Please print every record below exactly as it appears.

- _Given data_:
■ ■ ■ ■
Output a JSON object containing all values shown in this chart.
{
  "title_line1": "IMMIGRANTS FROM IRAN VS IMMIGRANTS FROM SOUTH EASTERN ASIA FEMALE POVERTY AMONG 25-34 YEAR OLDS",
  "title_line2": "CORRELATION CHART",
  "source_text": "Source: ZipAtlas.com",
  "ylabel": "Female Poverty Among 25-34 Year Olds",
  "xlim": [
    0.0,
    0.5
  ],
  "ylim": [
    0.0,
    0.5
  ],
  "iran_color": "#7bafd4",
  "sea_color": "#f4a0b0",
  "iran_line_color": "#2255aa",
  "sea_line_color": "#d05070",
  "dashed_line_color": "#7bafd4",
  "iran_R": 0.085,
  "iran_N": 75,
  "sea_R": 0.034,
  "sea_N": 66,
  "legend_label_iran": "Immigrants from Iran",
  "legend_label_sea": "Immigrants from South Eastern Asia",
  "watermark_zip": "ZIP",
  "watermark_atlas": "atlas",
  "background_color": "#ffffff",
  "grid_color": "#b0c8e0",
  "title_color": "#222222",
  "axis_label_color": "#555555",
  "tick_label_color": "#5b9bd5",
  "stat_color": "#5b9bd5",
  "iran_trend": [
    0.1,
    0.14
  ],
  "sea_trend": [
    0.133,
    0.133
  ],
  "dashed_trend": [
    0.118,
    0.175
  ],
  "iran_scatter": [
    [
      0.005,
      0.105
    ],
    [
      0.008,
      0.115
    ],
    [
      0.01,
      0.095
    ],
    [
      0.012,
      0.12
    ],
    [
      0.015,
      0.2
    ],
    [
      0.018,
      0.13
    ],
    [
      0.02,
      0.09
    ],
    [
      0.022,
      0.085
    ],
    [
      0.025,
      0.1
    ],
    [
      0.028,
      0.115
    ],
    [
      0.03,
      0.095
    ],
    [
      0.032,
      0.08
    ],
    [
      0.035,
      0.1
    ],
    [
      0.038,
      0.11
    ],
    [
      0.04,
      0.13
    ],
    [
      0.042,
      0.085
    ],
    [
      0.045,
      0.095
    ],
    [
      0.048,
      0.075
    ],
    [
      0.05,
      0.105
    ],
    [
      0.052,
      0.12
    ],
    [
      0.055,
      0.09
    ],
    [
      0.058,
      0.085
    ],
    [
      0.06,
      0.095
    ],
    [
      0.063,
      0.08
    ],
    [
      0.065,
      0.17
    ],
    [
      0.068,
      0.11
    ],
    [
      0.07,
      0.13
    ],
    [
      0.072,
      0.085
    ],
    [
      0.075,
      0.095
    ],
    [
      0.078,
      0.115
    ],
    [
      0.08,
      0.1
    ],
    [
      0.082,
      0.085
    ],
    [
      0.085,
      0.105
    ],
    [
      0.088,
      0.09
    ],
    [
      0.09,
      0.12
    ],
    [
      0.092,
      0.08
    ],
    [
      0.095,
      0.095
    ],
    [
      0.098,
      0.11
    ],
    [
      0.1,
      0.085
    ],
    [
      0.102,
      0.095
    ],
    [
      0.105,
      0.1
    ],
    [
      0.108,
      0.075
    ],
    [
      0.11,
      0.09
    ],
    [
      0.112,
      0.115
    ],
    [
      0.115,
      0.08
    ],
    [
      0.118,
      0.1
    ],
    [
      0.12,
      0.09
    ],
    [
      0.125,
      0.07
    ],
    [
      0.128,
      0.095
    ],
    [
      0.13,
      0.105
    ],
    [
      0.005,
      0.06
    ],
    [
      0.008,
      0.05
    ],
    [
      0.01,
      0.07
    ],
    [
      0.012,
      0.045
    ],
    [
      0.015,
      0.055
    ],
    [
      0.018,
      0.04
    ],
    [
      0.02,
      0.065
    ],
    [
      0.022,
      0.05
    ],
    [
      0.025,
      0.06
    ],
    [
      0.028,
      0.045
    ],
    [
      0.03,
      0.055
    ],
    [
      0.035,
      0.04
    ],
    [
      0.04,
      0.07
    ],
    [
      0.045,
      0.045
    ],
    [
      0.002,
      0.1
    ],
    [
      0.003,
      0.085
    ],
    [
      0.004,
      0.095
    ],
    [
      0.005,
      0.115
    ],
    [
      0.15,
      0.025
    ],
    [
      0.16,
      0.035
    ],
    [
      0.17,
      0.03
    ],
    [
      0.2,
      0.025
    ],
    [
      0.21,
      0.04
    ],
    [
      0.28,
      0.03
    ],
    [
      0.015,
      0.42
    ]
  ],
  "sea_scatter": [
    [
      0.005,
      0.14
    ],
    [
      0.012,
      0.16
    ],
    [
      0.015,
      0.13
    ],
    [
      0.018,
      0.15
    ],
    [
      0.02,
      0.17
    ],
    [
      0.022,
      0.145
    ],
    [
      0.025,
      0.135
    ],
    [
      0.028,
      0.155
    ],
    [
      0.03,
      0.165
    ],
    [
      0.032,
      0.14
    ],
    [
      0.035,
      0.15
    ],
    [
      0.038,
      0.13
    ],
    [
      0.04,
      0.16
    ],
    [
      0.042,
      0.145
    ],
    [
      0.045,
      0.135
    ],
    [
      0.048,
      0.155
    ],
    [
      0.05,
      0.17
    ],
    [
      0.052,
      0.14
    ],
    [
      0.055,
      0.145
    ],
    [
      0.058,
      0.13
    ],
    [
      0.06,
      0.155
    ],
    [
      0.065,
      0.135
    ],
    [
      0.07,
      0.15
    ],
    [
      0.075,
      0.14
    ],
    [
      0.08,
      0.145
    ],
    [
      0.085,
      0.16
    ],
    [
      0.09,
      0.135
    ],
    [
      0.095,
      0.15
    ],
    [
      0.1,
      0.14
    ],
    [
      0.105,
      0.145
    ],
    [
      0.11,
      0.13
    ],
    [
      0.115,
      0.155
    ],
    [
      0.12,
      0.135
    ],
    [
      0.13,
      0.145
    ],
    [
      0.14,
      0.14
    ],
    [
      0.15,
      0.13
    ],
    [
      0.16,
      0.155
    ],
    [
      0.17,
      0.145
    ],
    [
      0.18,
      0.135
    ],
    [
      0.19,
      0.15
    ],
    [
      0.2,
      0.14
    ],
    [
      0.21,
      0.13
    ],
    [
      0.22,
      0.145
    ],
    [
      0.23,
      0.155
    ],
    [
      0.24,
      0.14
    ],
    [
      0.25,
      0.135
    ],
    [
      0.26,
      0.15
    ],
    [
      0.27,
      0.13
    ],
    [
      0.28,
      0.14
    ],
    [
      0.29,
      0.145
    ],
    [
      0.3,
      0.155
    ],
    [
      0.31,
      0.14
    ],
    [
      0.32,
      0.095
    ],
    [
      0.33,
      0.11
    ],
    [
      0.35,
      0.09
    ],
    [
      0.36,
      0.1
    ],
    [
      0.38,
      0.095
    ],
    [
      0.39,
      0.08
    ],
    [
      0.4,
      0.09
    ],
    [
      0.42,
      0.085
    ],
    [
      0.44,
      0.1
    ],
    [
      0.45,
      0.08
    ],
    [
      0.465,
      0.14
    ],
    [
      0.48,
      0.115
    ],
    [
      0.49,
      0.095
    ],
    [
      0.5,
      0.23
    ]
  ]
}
■ ■ ■ ■
- _Exercise solution_:
Output a JSON object containing all values shown in this chart.
{
  "title_line1": "IMMIGRANTS FROM IRAN VS IMMIGRANTS FROM SOUTH EASTERN ASIA FEMALE POVERTY AMONG 25-34 YEAR OLDS",
  "title_line2": "CORRELATION CHART",
  "source_text": "Source: ZipAtlas.com",
  "ylabel": "Female Poverty Among 25-34 Year Olds",
  "xlim": [
    0.0,
    0.5
  ],
  "ylim": [
    0.0,
    0.5
  ],
  "iran_color": "#7bafd4",
  "sea_color": "#f4a0b0",
  "iran_line_color": "#2255aa",
  "sea_line_color": "#d05070",
  "dashed_line_color": "#7bafd4",
  "iran_R": 0.085,
  "iran_N": 75,
  "sea_R": 0.034,
  "sea_N": 66,
  "legend_label_iran": "Immigrants from Iran",
  "legend_label_sea": "Immigrants from South Eastern Asia",
  "watermark_zip": "ZIP",
  "watermark_atlas": "atlas",
  "background_color": "#ffffff",
  "grid_color": "#b0c8e0",
  "title_color": "#222222",
  "axis_label_color": "#555555",
  "tick_label_color": "#5b9bd5",
  "stat_color": "#5b9bd5",
  "iran_trend": [
    0.1,
    0.14
  ],
  "sea_trend": [
    0.133,
    0.133
  ],
  "dashed_trend": [
    0.118,
    0.175
  ],
  "iran_scatter": [
    [
      0.005,
      0.105
    ],
    [
      0.008,
      0.115
    ],
    [
      0.01,
      0.095
    ],
    [
      0.012,
      0.12
    ],
    [
      0.015,
      0.2
    ],
    [
      0.018,
      0.13
    ],
    [
      0.02,
      0.09
    ],
    [
      0.022,
      0.085
    ],
    [
      0.025,
      0.1
    ],
    [
      0.028,
      0.115
    ],
    [
      0.03,
      0.095
    ],
    [
      0.032,
      0.08
    ],
    [
      0.035,
      0.1
    ],
    [
      0.038,
      0.11
    ],
    [
      0.04,
      0.13
    ],
    [
      0.042,
      0.085
    ],
    [
      0.045,
      0.095
    ],
    [
      0.048,
      0.075
    ],
    [
      0.05,
      0.105
    ],
    [
      0.052,
      0.12
    ],
    [
      0.055,
      0.09
    ],
    [
      0.058,
      0.085
    ],
    [
      0.06,
      0.095
    ],
    [
      0.063,
      0.08
    ],
    [
      0.065,
      0.17
    ],
    [
      0.068,
      0.11
    ],
    [
      0.07,
      0.13
    ],
    [
      0.072,
      0.085
    ],
    [
      0.075,
      0.095
    ],
    [
      0.078,
      0.115
    ],
    [
      0.08,
      0.1
    ],
    [
      0.082,
      0.085
    ],
    [
      0.085,
      0.105
    ],
    [
      0.088,
      0.09
    ],
    [
      0.09,
      0.12
    ],
    [
      0.092,
      0.08
    ],
    [
      0.095,
      0.095
    ],
    [
      0.098,
      0.11
    ],
    [
      0.1,
      0.085
    ],
    [
      0.102,
      0.095
    ],
    [
      0.105,
      0.1
    ],
    [
      0.108,
      0.075
    ],
    [
      0.11,
      0.09
    ],
    [
      0.112,
      0.115
    ],
    [
      0.115,
      0.08
    ],
    [
      0.118,
      0.1
    ],
    [
      0.12,
      0.09
    ],
    [
      0.125,
      0.07
    ],
    [
      0.128,
      0.095
    ],
    [
      0.13,
      0.105
    ],
    [
      0.005,
      0.06
    ],
    [
      0.008,
      0.05
    ],
    [
      0.01,
      0.07
    ],
    [
      0.012,
      0.045
    ],
    [
      0.015,
      0.055
    ],
    [
      0.018,
      0.04
    ],
    [
      0.02,
      0.065
    ],
    [
      0.022,
      0.05
    ],
    [
      0.025,
      0.06
    ],
    [
      0.028,
      0.045
    ],
    [
      0.03,
      0.055
    ],
    [
      0.035,
      0.04
    ],
    [
      0.04,
      0.07
    ],
    [
      0.045,
      0.045
    ],
    [
      0.002,
      0.1
    ],
    [
      0.003,
      0.085
    ],
    [
      0.004,
      0.095
    ],
    [
      0.005,
      0.115
    ],
    [
      0.15,
      0.025
    ],
    [
      0.16,
      0.035
    ],
    [
      0.17,
      0.03
    ],
    [
      0.2,
      0.025
    ],
    [
      0.21,
      0.04
    ],
    [
      0.28,
      0.03
    ],
    [
      0.015,
      0.42
    ]
  ],
  "sea_scatter": [
    [
      0.005,
      0.14
    ],
    [
      0.012,
      0.16
    ],
    [
      0.015,
      0.13
    ],
    [
      0.018,
      0.15
    ],
    [
      0.02,
      0.17
    ],
    [
      0.022,
      0.145
    ],
    [
      0.025,
      0.135
    ],
    [
      0.028,
      0.155
    ],
    [
      0.03,
      0.165
    ],
    [
      0.032,
      0.14
    ],
    [
      0.035,
      0.15
    ],
    [
      0.038,
      0.13
    ],
    [
      0.04,
      0.16
    ],
    [
      0.042,
      0.145
    ],
    [
      0.045,
      0.135
    ],
    [
      0.048,
      0.155
    ],
    [
      0.05,
      0.17
    ],
    [
      0.052,
      0.14
    ],
    [
      0.055,
      0.145
    ],
    [
      0.058,
      0.13
    ],
    [
      0.06,
      0.155
    ],
    [
      0.065,
      0.135
    ],
    [
      0.07,
      0.15
    ],
    [
      0.075,
      0.14
    ],
    [
      0.08,
      0.145
    ],
    [
      0.085,
      0.16
    ],
    [
      0.09,
      0.135
    ],
    [
      0.095,
      0.15
    ],
    [
      0.1,
      0.14
    ],
    [
      0.105,
      0.145
    ],
    [
      0.11,
      0.13
    ],
    [
      0.115,
      0.155
    ],
    [
      0.12,
      0.135
    ],
    [
      0.13,
      0.145
    ],
    [
      0.14,
      0.14
    ],
    [
      0.15,
      0.13
    ],
    [
      0.16,
      0.155
    ],
    [
      0.17,
      0.145
    ],
    [
      0.18,
      0.135
    ],
    [
      0.19,
      0.15
    ],
    [
      0.2,
      0.14
    ],
    [
      0.21,
      0.13
    ],
    [
      0.22,
      0.145
    ],
    [
      0.23,
      0.155
    ],
    [
      0.24,
      0.14
    ],
    [
      0.25,
      0.135
    ],
    [
      0.26,
      0.15
    ],
    [
      0.27,
      0.13
    ],
    [
      0.28,
      0.14
    ],
    [
      0.29,
      0.145
    ],
    [
      0.3,
      0.155
    ],
    [
      0.31,
      0.14
    ],
    [
      0.32,
      0.095
    ],
    [
      0.33,
      0.11
    ],
    [
      0.35,
      0.09
    ],
    [
      0.36,
      0.1
    ],
    [
      0.38,
      0.095
    ],
    [
      0.39,
      0.08
    ],
    [
      0.4,
      0.09
    ],
    [
      0.42,
      0.085
    ],
    [
      0.44,
      0.1
    ],
    [
      0.45,
      0.08
    ],
    [
      0.465,
      0.14
    ],
    [
      0.48,
      0.115
    ],
    [
      0.49,
      0.095
    ],
    [
      0.5,
      0.23
    ]
  ]
}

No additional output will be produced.